## Given exercise:
Recast every item below as a numbered list of its lines, with blank lines dropped and the pictures left out.

## Given information:

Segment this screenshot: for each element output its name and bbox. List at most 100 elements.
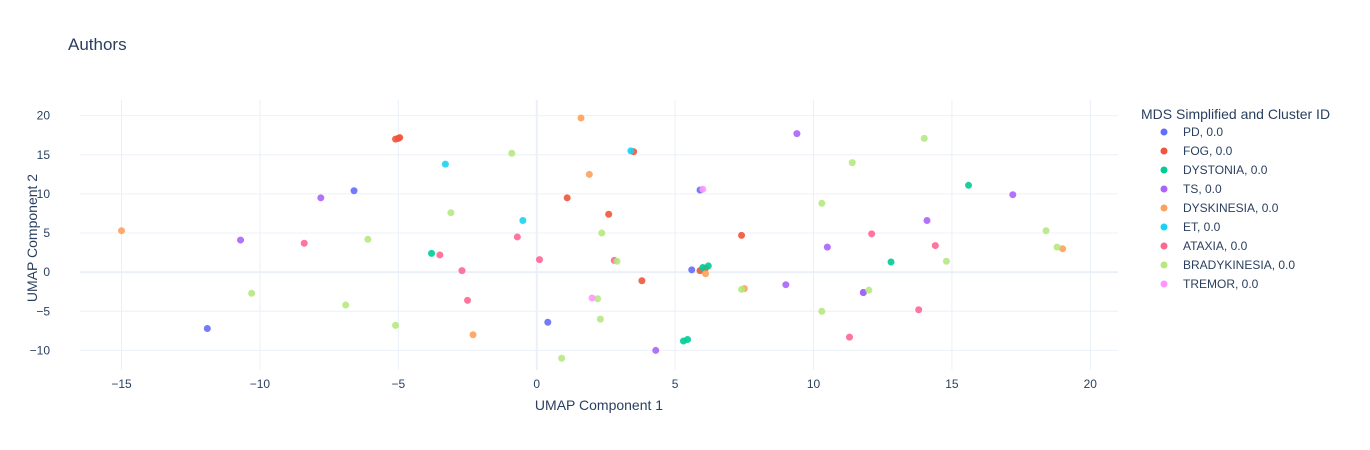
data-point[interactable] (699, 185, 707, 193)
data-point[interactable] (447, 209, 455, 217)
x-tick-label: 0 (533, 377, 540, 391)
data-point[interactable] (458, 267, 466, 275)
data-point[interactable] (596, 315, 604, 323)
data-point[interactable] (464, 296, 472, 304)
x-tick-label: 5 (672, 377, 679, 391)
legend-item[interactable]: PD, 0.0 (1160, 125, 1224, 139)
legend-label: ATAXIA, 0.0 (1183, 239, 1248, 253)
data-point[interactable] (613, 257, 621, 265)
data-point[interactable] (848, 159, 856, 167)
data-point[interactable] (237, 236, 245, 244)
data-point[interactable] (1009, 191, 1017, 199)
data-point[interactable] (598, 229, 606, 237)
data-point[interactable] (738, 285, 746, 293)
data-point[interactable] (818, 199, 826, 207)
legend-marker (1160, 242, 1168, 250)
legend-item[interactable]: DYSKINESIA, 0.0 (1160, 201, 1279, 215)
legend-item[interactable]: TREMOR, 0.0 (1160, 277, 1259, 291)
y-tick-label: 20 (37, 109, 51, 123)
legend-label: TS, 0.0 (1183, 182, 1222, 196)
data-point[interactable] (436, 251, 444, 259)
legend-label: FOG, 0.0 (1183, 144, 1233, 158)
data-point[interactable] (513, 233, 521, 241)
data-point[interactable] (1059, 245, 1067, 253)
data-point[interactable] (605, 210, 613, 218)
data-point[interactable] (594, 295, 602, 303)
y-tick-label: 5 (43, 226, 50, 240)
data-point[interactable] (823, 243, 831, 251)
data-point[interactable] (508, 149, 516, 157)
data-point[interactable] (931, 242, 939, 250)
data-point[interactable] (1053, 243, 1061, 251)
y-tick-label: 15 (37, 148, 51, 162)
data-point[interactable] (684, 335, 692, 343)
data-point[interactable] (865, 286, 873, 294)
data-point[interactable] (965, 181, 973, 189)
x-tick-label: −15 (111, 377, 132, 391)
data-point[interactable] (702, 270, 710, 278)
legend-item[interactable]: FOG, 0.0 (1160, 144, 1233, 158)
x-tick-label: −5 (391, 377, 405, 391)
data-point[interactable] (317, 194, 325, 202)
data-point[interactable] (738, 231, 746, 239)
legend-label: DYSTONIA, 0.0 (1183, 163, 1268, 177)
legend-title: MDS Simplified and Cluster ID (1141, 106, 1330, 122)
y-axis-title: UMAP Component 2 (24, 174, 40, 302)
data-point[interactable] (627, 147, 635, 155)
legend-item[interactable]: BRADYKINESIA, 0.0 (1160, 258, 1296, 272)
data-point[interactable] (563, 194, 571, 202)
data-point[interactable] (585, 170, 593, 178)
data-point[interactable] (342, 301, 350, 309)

## Result of the task:
1. Segment this screenshot: for each element output its name and bbox. List at most 100 elements.
2. data-point[interactable] (699, 185, 707, 193)
3. data-point[interactable] (447, 209, 455, 217)
4. x-tick-label: 0 (533, 377, 540, 391)
5. data-point[interactable] (458, 267, 466, 275)
6. data-point[interactable] (596, 315, 604, 323)
7. data-point[interactable] (464, 296, 472, 304)
8. x-tick-label: 5 (672, 377, 679, 391)
9. legend-item[interactable]: PD, 0.0 (1160, 125, 1224, 139)
10. legend-label: ATAXIA, 0.0 (1183, 239, 1248, 253)
11. data-point[interactable] (613, 257, 621, 265)
12. data-point[interactable] (848, 159, 856, 167)
13. data-point[interactable] (237, 236, 245, 244)
14. data-point[interactable] (1009, 191, 1017, 199)
15. data-point[interactable] (598, 229, 606, 237)
16. data-point[interactable] (738, 285, 746, 293)
17. data-point[interactable] (818, 199, 826, 207)
18. legend-marker (1160, 242, 1168, 250)
19. legend-item[interactable]: DYSKINESIA, 0.0 (1160, 201, 1279, 215)
20. legend-item[interactable]: TREMOR, 0.0 (1160, 277, 1259, 291)
21. y-tick-label: 20 (37, 109, 51, 123)
22. legend-label: TS, 0.0 (1183, 182, 1222, 196)
23. data-point[interactable] (436, 251, 444, 259)
24. legend-label: FOG, 0.0 (1183, 144, 1233, 158)
25. data-point[interactable] (513, 233, 521, 241)
26. data-point[interactable] (1059, 245, 1067, 253)
27. data-point[interactable] (605, 210, 613, 218)
28. data-point[interactable] (594, 295, 602, 303)
29. y-tick-label: 5 (43, 226, 50, 240)
30. data-point[interactable] (823, 243, 831, 251)
31. data-point[interactable] (508, 149, 516, 157)
32. data-point[interactable] (931, 242, 939, 250)
33. data-point[interactable] (1053, 243, 1061, 251)
34. y-tick-label: 15 (37, 148, 51, 162)
35. data-point[interactable] (684, 335, 692, 343)
36. data-point[interactable] (865, 286, 873, 294)
37. data-point[interactable] (965, 181, 973, 189)
38. x-tick-label: −15 (111, 377, 132, 391)
39. data-point[interactable] (702, 270, 710, 278)
40. legend-item[interactable]: FOG, 0.0 (1160, 144, 1233, 158)
41. x-tick-label: −5 (391, 377, 405, 391)
42. data-point[interactable] (317, 194, 325, 202)
43. data-point[interactable] (738, 231, 746, 239)
44. legend-label: DYSTONIA, 0.0 (1183, 163, 1268, 177)
45. legend-title: MDS Simplified and Cluster ID (1141, 106, 1330, 122)
46. y-axis-title: UMAP Component 2 (24, 174, 40, 302)
47. data-point[interactable] (627, 147, 635, 155)
48. legend-item[interactable]: BRADYKINESIA, 0.0 (1160, 258, 1296, 272)
49. data-point[interactable] (563, 194, 571, 202)
50. data-point[interactable] (585, 170, 593, 178)
51. data-point[interactable] (342, 301, 350, 309)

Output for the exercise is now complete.